Amyloidosis refers to a group of diseases characterized by deposition of proteinaceous fibrils composed of low-molecular weight subunits of a variety of serum proteins (i.e., amyloid), which causes harm and loss of function to affected tissues or organs.[1–3] The disease can be systemic or organ-specific [3–6] and is divided into various subtypes based on the precursor protein, majority of deposits, tissue distribution, and extent of deposition.[1,7–9] Among these, precursor protein is the most importantly used characteristic because it is directly related to treatment and prognosis.[1,10]
Accurate characterization of amyloidosis is essential because the clinical course, process of diagnostic work up, treatment and prognosis vary by subtype.[2–4] For that, tissue biopsy provides precise information regarding subtypes of amyloidosis, there is also a need for a noninvasive imaging modality that can screen the whole body to evaluate disease extent and treatment response. Imaging studies including nuclear medicine have played an important role in amyloidosis, especially in identifying the type of amyloidosis, extent of disease, and response to treatment.[1,2,11]
Several radiotracers for nuclear medicine images have been tested and utilized for amyloidosis.123I-Serum amyloid P component (SAP) scintigraphy has been used for non-invasive diagnosis, monitoring, and treatment response in patients with amyloid light-chain (AL), amyloid A (AA), and cases of transthyretin (ATTR) amyloidosis.[12–16] However, low-quality cardiac visualization, high cost, and limited availability of purified SAP and 123I are major disadvantages to its use.[6,12,17–19] There are several articles for 18F-fluorodeoxyglucose positron emission tomography/computed tomography (FDG PET/CT), which has established its usefulness in the field of oncology, while clinical value have not been proven in amyloidosis. Technetium-labeled radiotracers have been regarded as useful tools with advantages of convenient use and lower price, and notable previous studies using technetium-labeled agents such as 99mTc-pyrophosphate (99mTc-PYP), 99mTc-hydroxymethylene diphosphate (99mTc-HDP), and 99mTc-3,3-diphosphono-1,2-pyrophosphate (99mTc-DPD) have distinguishing ability of the subtypes of cardiac amyloidosis.[2,6,10,20–24] However, studies showing disease extent throughout the whole body using scintigraphy are scarce, even though amyloidosis is a systemic disease.
One of the major advantages of nuclear medicine is that it enables the evaluation of the whole body at once. A comprehensive understanding of the precise scintigraphy findings could help identify involved organs, assess disease burden, and select methods for further evaluation. Therefore, we prospectively investigated the imaging findings of 99mTc-DPD scintigraphy in patients with primary systemic AL or ATTR amyloidosis.
2.1 Study subjects
From December 2012 to December 2014, 31 subjects with suspected or alleged amyloidosis prospectively underwent 99mTc-DPD scintigraphy. Among these patients, 10 were excluded because of other pathological subtype (2, AA subtype), no pathological report (3), or previous treatment before the scan (5). Thus, a total of 21 subjects with pathologically confirmed primary systemic AL or ATTR amyloidosis were finally enrolled for analysis, and medical records were reviewed. Our institutional review board approved the study protocol of this prospective study, and informed consent was acquired from all subjects.

Tasks to perform:
1. Can you quote the amyloidosis text word for word, beginning at the words "One of the major" and stopping after "or ATTR amyloidosis."?
2. Answer these questions from the amyloidosis text:
(a) Which characteristic is the most importantly used for dividing amyloidosis into subtypes?
(b) How many subjects underwent 99mTc-DPD scintigraphy from December 2012 to December 2014?
(c) How many patients were excluded because of previous treatment before the scan?
3. What comes next in the amyloidosis text? Write a continuation that starts after its final sentence.

(Document structure recognition data)
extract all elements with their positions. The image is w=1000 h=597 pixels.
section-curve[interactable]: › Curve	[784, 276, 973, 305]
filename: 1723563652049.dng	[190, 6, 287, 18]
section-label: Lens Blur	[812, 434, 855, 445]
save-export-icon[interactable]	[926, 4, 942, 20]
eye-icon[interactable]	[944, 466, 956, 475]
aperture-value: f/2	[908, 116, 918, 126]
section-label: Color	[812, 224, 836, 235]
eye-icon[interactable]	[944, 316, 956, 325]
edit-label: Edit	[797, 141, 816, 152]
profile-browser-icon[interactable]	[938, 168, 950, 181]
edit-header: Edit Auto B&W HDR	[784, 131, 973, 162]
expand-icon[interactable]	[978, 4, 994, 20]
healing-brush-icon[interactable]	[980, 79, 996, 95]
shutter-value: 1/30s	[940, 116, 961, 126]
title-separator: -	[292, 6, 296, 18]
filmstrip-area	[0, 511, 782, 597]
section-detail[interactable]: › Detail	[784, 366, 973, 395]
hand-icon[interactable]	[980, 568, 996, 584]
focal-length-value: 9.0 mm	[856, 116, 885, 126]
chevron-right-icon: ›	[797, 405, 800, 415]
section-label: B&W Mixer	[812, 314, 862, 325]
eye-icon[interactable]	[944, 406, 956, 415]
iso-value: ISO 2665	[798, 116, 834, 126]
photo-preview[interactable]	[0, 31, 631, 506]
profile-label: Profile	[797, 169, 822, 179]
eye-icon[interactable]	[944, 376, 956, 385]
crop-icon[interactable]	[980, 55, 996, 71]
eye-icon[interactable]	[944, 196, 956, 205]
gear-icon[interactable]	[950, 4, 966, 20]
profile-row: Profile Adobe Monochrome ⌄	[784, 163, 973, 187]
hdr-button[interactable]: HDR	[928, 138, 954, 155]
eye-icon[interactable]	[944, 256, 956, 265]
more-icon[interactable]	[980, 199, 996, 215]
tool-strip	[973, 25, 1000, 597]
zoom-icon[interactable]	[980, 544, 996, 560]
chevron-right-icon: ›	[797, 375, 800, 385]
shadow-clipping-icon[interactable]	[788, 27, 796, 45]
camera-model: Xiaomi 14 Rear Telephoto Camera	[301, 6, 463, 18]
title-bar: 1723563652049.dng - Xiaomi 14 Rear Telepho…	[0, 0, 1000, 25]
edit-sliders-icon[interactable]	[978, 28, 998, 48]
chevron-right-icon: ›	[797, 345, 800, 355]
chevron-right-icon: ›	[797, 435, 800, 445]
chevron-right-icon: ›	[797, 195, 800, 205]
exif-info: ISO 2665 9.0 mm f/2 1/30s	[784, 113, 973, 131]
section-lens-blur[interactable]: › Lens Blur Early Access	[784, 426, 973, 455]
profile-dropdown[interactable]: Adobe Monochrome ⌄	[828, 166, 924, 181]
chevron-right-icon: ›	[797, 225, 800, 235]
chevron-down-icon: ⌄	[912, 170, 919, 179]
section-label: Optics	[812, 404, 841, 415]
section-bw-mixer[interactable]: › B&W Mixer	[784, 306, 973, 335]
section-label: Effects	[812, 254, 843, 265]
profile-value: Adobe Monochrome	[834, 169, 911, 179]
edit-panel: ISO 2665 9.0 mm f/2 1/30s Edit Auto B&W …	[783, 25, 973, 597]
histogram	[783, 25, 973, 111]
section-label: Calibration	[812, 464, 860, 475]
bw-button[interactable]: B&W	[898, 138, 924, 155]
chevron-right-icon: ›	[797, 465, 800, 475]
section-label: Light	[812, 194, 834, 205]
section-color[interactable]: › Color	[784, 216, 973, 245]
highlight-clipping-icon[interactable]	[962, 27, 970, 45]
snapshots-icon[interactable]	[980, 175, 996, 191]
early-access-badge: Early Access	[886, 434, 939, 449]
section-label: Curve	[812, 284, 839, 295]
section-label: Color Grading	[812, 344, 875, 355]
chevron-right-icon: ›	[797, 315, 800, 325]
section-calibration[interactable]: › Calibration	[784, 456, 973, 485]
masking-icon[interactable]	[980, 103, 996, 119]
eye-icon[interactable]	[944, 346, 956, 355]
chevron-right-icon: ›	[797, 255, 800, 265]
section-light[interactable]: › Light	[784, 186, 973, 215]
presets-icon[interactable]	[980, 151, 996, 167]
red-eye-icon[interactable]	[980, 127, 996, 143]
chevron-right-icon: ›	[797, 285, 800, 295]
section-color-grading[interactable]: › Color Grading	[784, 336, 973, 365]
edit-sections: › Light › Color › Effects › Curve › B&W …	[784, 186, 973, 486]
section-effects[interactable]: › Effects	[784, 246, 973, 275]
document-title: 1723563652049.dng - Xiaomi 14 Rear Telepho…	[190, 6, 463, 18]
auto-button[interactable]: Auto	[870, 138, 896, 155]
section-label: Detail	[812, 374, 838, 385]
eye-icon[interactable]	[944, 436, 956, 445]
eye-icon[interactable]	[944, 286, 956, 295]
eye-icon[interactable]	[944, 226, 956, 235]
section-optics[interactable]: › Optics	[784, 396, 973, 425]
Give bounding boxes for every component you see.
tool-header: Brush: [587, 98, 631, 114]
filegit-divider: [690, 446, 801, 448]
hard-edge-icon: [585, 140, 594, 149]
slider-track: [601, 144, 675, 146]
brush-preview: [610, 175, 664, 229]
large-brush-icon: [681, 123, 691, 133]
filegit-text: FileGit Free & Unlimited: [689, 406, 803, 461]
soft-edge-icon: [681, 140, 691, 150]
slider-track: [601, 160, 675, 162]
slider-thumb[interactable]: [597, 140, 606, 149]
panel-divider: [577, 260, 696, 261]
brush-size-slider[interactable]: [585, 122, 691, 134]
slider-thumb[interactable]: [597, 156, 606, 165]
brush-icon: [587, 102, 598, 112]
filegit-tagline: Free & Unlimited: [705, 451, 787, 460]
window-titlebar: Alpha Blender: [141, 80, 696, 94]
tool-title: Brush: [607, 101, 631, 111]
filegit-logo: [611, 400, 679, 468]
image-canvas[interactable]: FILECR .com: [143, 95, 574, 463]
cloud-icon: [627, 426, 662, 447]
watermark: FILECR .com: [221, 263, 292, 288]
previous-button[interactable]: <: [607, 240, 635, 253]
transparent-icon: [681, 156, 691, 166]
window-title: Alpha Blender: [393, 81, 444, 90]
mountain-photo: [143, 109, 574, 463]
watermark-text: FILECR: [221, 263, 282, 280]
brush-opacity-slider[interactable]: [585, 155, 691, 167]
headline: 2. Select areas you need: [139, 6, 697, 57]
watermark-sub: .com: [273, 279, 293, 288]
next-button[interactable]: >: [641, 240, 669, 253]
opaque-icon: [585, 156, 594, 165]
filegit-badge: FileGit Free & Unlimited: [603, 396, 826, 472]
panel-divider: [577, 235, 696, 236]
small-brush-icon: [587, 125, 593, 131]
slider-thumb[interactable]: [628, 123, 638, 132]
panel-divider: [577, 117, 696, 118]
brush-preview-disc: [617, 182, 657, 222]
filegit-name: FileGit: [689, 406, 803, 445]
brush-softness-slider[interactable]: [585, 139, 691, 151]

Task-by-task results:
1.
One of the major advantages of nuclear medicine is that it enables the evaluation of the whole body at once. A comprehensive understanding of the precise scintigraphy findings could help identify involved organs, assess disease burden, and select methods for further evaluation. Therefore, we prospectively investigated the imaging findings of 99mTc-DPD scintigraphy in patients with primary systemic AL or ATTR amyloidosis.

2.
(a) The precursor protein.
(b) 31 subjects.
(c) 5 patients.

3.
2.2 99mTc-DPD scintigraphy and SPECT/CT
Anterior and posterior whole body scans were performed 3 to 4 hours after intravenous administration of 740 MBq 99mTc-DPD using a dual-headed gamma camera equipped with low-energy, high-resolution collimators at a scan speed of 21 cm/min. If there was suspicious abnormal soft tissue 99mTc-DPD uptake, regional single-photon emission computed tomography/computed tomography (SPECT/CT) was performed for that radioactive lesion using a hybrid SPECT/CT gamma camera (Siemens, SYMBIA T-16). SPECT acquisition settings were matrix size 128 × 128 and time per view of 25 seconds. The equipment had a dual detector with 180 degrees of rotation and step and shoot modes. The data was reconstructed using iterative reconstruction with a Gaussian filter applying scatter correction. Regional CT was performed by a continuous spiral technique after SPECT, using a section width of 0.5 mm, flexible scan time, 130 kV voltage, and matrix size of 128 × 128. No intravenous or oral contrast material was used. Attenuation correction was based on CT-acquired attenuation maps.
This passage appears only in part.